THE REQUEST
Locate each line containing the string "title" and copy it out.
- - -
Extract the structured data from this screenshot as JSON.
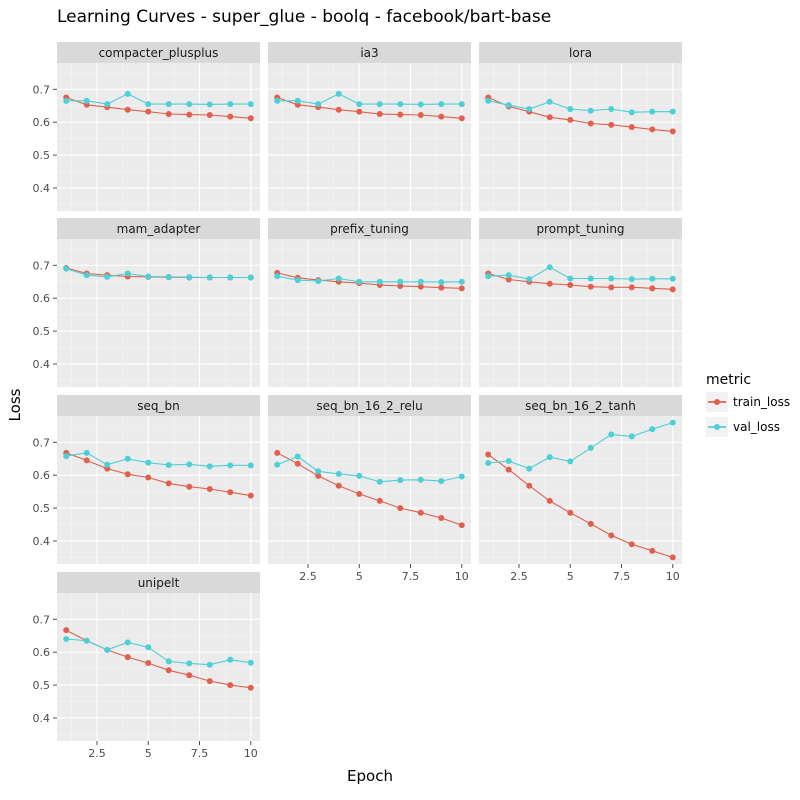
{
  "chart_data": {
    "type": "line",
    "title": "Learning Curves - super_glue - boolq - facebook/bart-base",
    "xlabel": "Epoch",
    "ylabel": "Loss",
    "xlim": [
      0.55,
      10.45
    ],
    "ylim": [
      0.33,
      0.78
    ],
    "x_ticks": [
      2.5,
      5,
      7.5,
      10
    ],
    "x_tick_labels": [
      "2.5",
      "5",
      "7.5",
      "10"
    ],
    "y_ticks": [
      0.4,
      0.5,
      0.6,
      0.7
    ],
    "y_tick_labels": [
      "0.4",
      "0.5",
      "0.6",
      "0.7"
    ],
    "grid": true,
    "legend": {
      "title": "metric",
      "position": "right"
    },
    "epochs": [
      1,
      2,
      3,
      4,
      5,
      6,
      7,
      8,
      9,
      10
    ],
    "series_styles": [
      {
        "name": "train_loss",
        "color": "#e0604f"
      },
      {
        "name": "val_loss",
        "color": "#4dcfd6"
      }
    ],
    "panels": [
      {
        "name": "compacter_plusplus",
        "train_loss": [
          0.675,
          0.653,
          0.646,
          0.638,
          0.632,
          0.625,
          0.623,
          0.622,
          0.617,
          0.612
        ],
        "val_loss": [
          0.665,
          0.665,
          0.655,
          0.686,
          0.655,
          0.655,
          0.655,
          0.654,
          0.655,
          0.655
        ]
      },
      {
        "name": "ia3",
        "train_loss": [
          0.675,
          0.653,
          0.646,
          0.638,
          0.632,
          0.625,
          0.623,
          0.622,
          0.617,
          0.612
        ],
        "val_loss": [
          0.665,
          0.665,
          0.655,
          0.686,
          0.655,
          0.655,
          0.655,
          0.654,
          0.655,
          0.655
        ]
      },
      {
        "name": "lora",
        "train_loss": [
          0.675,
          0.648,
          0.632,
          0.615,
          0.607,
          0.596,
          0.592,
          0.585,
          0.578,
          0.572
        ],
        "val_loss": [
          0.665,
          0.652,
          0.64,
          0.662,
          0.64,
          0.635,
          0.64,
          0.63,
          0.632,
          0.632
        ]
      },
      {
        "name": "mam_adapter",
        "train_loss": [
          0.692,
          0.675,
          0.67,
          0.666,
          0.665,
          0.664,
          0.663,
          0.663,
          0.663,
          0.663
        ],
        "val_loss": [
          0.69,
          0.67,
          0.665,
          0.675,
          0.666,
          0.665,
          0.664,
          0.663,
          0.663,
          0.663
        ]
      },
      {
        "name": "prefix_tuning",
        "train_loss": [
          0.677,
          0.662,
          0.655,
          0.65,
          0.646,
          0.64,
          0.637,
          0.635,
          0.632,
          0.63
        ],
        "val_loss": [
          0.667,
          0.655,
          0.652,
          0.66,
          0.65,
          0.65,
          0.65,
          0.65,
          0.649,
          0.65
        ]
      },
      {
        "name": "prompt_tuning",
        "train_loss": [
          0.675,
          0.657,
          0.65,
          0.644,
          0.64,
          0.635,
          0.633,
          0.633,
          0.63,
          0.627
        ],
        "val_loss": [
          0.667,
          0.67,
          0.658,
          0.694,
          0.66,
          0.66,
          0.66,
          0.658,
          0.659,
          0.659
        ]
      },
      {
        "name": "seq_bn",
        "train_loss": [
          0.668,
          0.645,
          0.62,
          0.603,
          0.593,
          0.575,
          0.565,
          0.558,
          0.548,
          0.538
        ],
        "val_loss": [
          0.658,
          0.668,
          0.632,
          0.65,
          0.638,
          0.631,
          0.633,
          0.627,
          0.63,
          0.63
        ]
      },
      {
        "name": "seq_bn_16_2_relu",
        "train_loss": [
          0.668,
          0.635,
          0.598,
          0.568,
          0.543,
          0.522,
          0.5,
          0.486,
          0.47,
          0.448
        ],
        "val_loss": [
          0.632,
          0.657,
          0.612,
          0.604,
          0.598,
          0.58,
          0.585,
          0.586,
          0.582,
          0.596
        ]
      },
      {
        "name": "seq_bn_16_2_tanh",
        "train_loss": [
          0.663,
          0.617,
          0.568,
          0.522,
          0.486,
          0.452,
          0.417,
          0.39,
          0.37,
          0.35
        ],
        "val_loss": [
          0.637,
          0.643,
          0.62,
          0.655,
          0.642,
          0.683,
          0.724,
          0.718,
          0.74,
          0.76
        ]
      },
      {
        "name": "unipelt",
        "train_loss": [
          0.667,
          0.635,
          0.607,
          0.585,
          0.567,
          0.545,
          0.53,
          0.512,
          0.5,
          0.492
        ],
        "val_loss": [
          0.64,
          0.635,
          0.607,
          0.63,
          0.615,
          0.572,
          0.566,
          0.562,
          0.577,
          0.568
        ]
      }
    ]
  }
}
- - -
REPLY TO THE EXERCISE
    "title": "Learning Curves - super_glue - boolq - facebook/bart-base",
      "title": "metric",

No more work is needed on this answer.